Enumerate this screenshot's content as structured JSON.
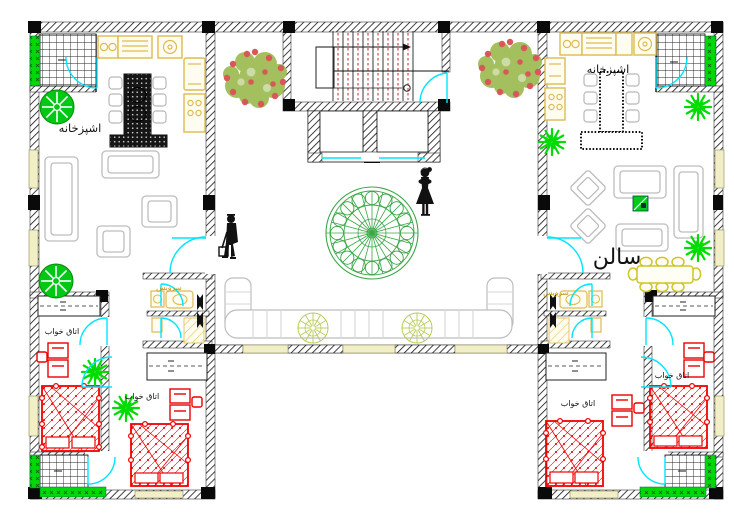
{
  "document": {
    "type": "architectural floor plan (CAD residential level)",
    "language": "fa"
  },
  "rooms": {
    "kitchen_left": {
      "label": "اشپزخانه"
    },
    "kitchen_right": {
      "label": "اشپزخانه"
    },
    "salon_right": {
      "label": "سالن"
    },
    "wc_left": {
      "label": "سرویس"
    },
    "wc_right": {
      "label": "سرویس"
    },
    "bedroom_bl_outer": {
      "label": "اتاق خواب"
    },
    "bedroom_bl_inner": {
      "label": "اتاق خواب"
    },
    "bedroom_br_inner": {
      "label": "اتاق خواب"
    },
    "bedroom_br_outer": {
      "label": "اتاق خواب"
    }
  },
  "colors": {
    "wall": "#111111",
    "door": "#00E5FF",
    "bed_furniture": "#F00000",
    "kitchen_fixture": "#DDBA52",
    "window_sill": "#F2EEC6",
    "tree": "#00C814",
    "shrub_spiky": "#00DC00",
    "bush_foliage": "#A4C05E",
    "bush_berries": "#D85858",
    "mandala": "#3AA746",
    "courtyard_plant": "#B9CB5E",
    "sofa_outline": "#BDBDBD",
    "stair_tread_dash": "#D04848",
    "wc_label": "#C09000"
  }
}
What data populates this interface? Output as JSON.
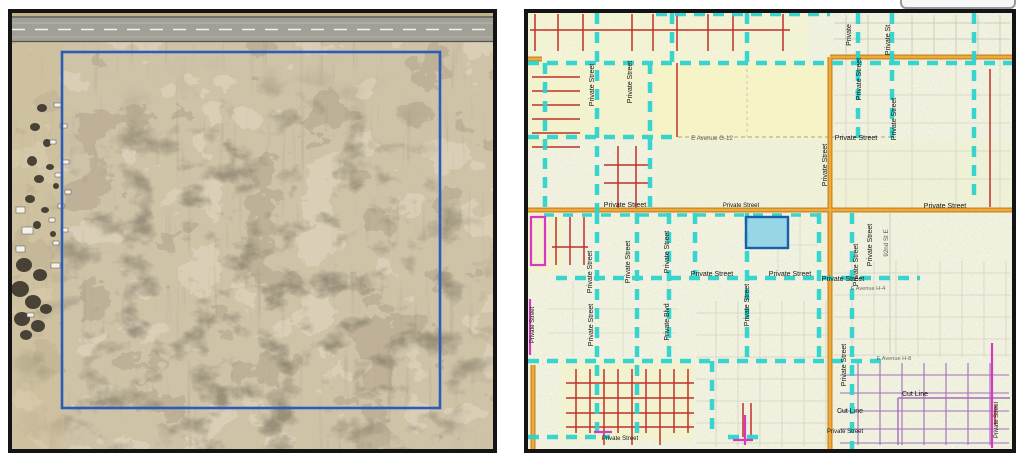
{
  "document": {
    "background_color": "#ffffff",
    "panel_border_color": "#141414"
  },
  "ui_fragment": {
    "description_color": "#999999"
  },
  "aerial_panel": {
    "boundary_outline_color": "#2a5cb8",
    "road_color": "#a29f97",
    "terrain_base_color": "#b9a87f"
  },
  "map_panel": {
    "highlight_parcel_fill": "#8ed3e6",
    "highlight_parcel_outline": "#1b5ea9",
    "private_street_line_color": "#2ed2cd",
    "road_color": "#e8a030",
    "lot_line_color": "#c03028",
    "cut_line_color": "#9a5fb5",
    "magenta_line_color": "#d837c0",
    "labels": {
      "private_street": "Private Street",
      "private_st": "Private St",
      "private": "Private",
      "private_blvd": "Private Blvd",
      "avenue_g12": "E Avenue G-12",
      "avenue_h4": "E Avenue H-4",
      "avenue_h8": "E Avenue H-8",
      "street_92": "92nd St E",
      "cut_line": "Cut Line"
    }
  }
}
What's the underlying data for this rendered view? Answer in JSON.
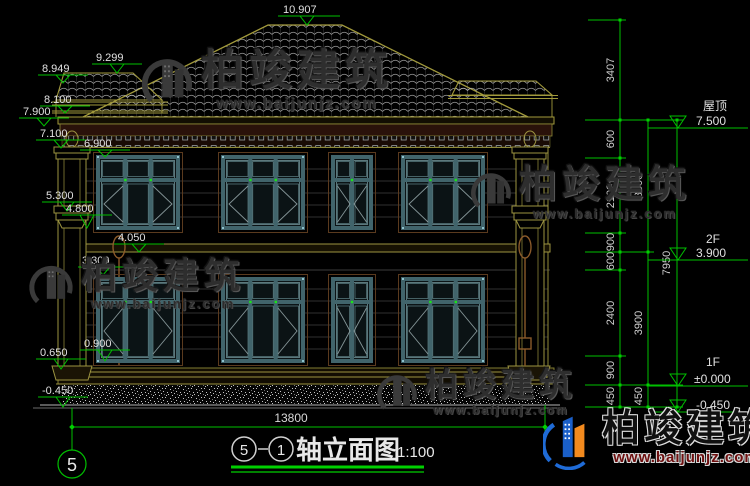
{
  "drawing_title": {
    "bubble_left": "5",
    "bubble_right": "1",
    "name": "轴立面图",
    "scale": "1:100"
  },
  "axis_bubble": "5",
  "left_marks": [
    "10.907",
    "9.299",
    "8.949",
    "8.100",
    "7.900",
    "7.100",
    "6.900",
    "5.300",
    "4.800",
    "4.050",
    "3.300",
    "0.900",
    "0.650",
    "-0.450"
  ],
  "right_col1": [
    "3407",
    "600",
    "2100",
    "900",
    "600",
    "2400",
    "900",
    "450"
  ],
  "right_col2": [
    "3600",
    "3900",
    "450"
  ],
  "right_col3": [
    "7950"
  ],
  "levels": {
    "roof_label": "屋顶",
    "roof_value": "7.500",
    "f2_label": "2F",
    "f2_value": "3.900",
    "f1_label": "1F",
    "f1_value": "±0.000",
    "ground_value": "-0.450"
  },
  "total_width_dim": "13800",
  "watermark": {
    "brand": "柏竣建筑",
    "url": "www.baijunjz.com"
  },
  "colors": {
    "background": "#000000",
    "cad_green": "#00bf00",
    "line_olive": "#9c9440",
    "window_teal": "#41646b",
    "dim_text": "#d9d9d9",
    "logo_blue": "#1f6bd6",
    "logo_orange": "#f28a1e",
    "logo_dark_red": "#6e0f0f"
  }
}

■ **Task to carry out**: List all lines from the entries that include the word "JSON".

■ **Written response**:
Enumerate this screenshot's content as structured JSON.
What data populates this interface? Output as JSON.
What's the underlying data for this rendered view? Answer in JSON.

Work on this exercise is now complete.